● **Task instructions**
Repeat the records exactly. Every line must match.

● **Data extract**
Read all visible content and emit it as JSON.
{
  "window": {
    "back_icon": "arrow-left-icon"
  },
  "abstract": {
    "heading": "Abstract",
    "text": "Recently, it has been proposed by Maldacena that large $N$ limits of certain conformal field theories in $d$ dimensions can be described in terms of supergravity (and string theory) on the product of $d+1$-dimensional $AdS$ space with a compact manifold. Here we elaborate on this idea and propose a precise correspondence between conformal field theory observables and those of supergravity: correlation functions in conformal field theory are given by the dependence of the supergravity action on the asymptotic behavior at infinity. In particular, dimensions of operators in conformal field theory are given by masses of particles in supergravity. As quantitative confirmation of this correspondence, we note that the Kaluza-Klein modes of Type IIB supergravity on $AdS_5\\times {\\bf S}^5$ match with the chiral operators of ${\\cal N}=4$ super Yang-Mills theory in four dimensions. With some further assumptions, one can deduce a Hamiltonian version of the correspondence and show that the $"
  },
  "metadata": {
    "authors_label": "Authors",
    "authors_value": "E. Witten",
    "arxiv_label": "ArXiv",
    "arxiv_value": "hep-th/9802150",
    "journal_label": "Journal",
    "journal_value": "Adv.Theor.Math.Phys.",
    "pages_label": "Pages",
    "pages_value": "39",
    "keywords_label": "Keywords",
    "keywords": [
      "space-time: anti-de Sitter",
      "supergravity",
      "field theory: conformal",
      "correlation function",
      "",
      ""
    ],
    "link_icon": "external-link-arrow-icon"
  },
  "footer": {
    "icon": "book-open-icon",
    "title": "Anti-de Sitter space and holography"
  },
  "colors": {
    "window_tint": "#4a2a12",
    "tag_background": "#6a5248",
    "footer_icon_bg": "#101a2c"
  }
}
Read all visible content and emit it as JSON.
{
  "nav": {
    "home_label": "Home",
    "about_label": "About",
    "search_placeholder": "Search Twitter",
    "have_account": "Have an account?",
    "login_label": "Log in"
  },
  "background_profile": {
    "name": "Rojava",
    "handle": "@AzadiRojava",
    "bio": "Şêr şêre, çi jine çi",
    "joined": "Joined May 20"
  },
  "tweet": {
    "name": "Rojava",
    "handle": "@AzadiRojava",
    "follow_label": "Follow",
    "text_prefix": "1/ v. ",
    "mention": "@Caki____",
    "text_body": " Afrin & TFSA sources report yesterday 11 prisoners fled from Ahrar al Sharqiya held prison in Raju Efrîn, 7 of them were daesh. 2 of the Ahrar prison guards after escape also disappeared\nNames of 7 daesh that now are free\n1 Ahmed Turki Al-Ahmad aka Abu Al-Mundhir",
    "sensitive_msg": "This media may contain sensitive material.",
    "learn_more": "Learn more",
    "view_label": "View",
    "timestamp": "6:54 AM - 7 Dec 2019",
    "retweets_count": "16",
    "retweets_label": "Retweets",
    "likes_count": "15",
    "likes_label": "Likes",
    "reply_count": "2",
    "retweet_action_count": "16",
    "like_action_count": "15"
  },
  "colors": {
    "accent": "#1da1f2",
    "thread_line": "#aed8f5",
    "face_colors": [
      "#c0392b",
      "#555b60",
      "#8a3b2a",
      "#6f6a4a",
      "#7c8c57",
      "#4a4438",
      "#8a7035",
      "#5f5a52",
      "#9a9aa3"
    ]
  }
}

● **Completed task**
Read all visible content and emit it as JSON.
{
  "window": {
    "back_icon": "arrow-left-icon"
  },
  "abstract": {
    "heading": "Abstract",
    "text": "Recently, it has been proposed by Maldacena that large $N$ limits of certain conformal field theories in $d$ dimensions can be described in terms of supergravity (and string theory) on the product of $d+1$-dimensional $AdS$ space with a compact manifold. Here we elaborate on this idea and propose a precise correspondence between conformal field theory observables and those of supergravity: correlation functions in conformal field theory are given by the dependence of the supergravity action on the asymptotic behavior at infinity. In particular, dimensions of operators in conformal field theory are given by masses of particles in supergravity. As quantitative confirmation of this correspondence, we note that the Kaluza-Klein modes of Type IIB supergravity on $AdS_5\\times {\\bf S}^5$ match with the chiral operators of ${\\cal N}=4$ super Yang-Mills theory in four dimensions. With some further assumptions, one can deduce a Hamiltonian version of the correspondence and show that the $"
  },
  "metadata": {
    "authors_label": "Authors",
    "authors_value": "E. Witten",
    "arxiv_label": "ArXiv",
    "arxiv_value": "hep-th/9802150",
    "journal_label": "Journal",
    "journal_value": "Adv.Theor.Math.Phys.",
    "pages_label": "Pages",
    "pages_value": "39",
    "keywords_label": "Keywords",
    "keywords": [
      "space-time: anti-de Sitter",
      "supergravity",
      "field theory: conformal",
      "correlation function",
      "",
      ""
    ],
    "link_icon": "external-link-arrow-icon"
  },
  "footer": {
    "icon": "book-open-icon",
    "title": "Anti-de Sitter space and holography"
  },
  "colors": {
    "window_tint": "#4a2a12",
    "tag_background": "#6a5248",
    "footer_icon_bg": "#101a2c"
  }
}
Read all visible content and emit it as JSON.
{
  "nav": {
    "home_label": "Home",
    "about_label": "About",
    "search_placeholder": "Search Twitter",
    "have_account": "Have an account?",
    "login_label": "Log in"
  },
  "background_profile": {
    "name": "Rojava",
    "handle": "@AzadiRojava",
    "bio": "Şêr şêre, çi jine çi",
    "joined": "Joined May 20"
  },
  "tweet": {
    "name": "Rojava",
    "handle": "@AzadiRojava",
    "follow_label": "Follow",
    "text_prefix": "1/ v. ",
    "mention": "@Caki____",
    "text_body": " Afrin & TFSA sources report yesterday 11 prisoners fled from Ahrar al Sharqiya held prison in Raju Efrîn, 7 of them were daesh. 2 of the Ahrar prison guards after escape also disappeared\nNames of 7 daesh that now are free\n1 Ahmed Turki Al-Ahmad aka Abu Al-Mundhir",
    "sensitive_msg": "This media may contain sensitive material.",
    "learn_more": "Learn more",
    "view_label": "View",
    "timestamp": "6:54 AM - 7 Dec 2019",
    "retweets_count": "16",
    "retweets_label": "Retweets",
    "likes_count": "15",
    "likes_label": "Likes",
    "reply_count": "2",
    "retweet_action_count": "16",
    "like_action_count": "15"
  },
  "colors": {
    "accent": "#1da1f2",
    "thread_line": "#aed8f5",
    "face_colors": [
      "#c0392b",
      "#555b60",
      "#8a3b2a",
      "#6f6a4a",
      "#7c8c57",
      "#4a4438",
      "#8a7035",
      "#5f5a52",
      "#9a9aa3"
    ]
  }
}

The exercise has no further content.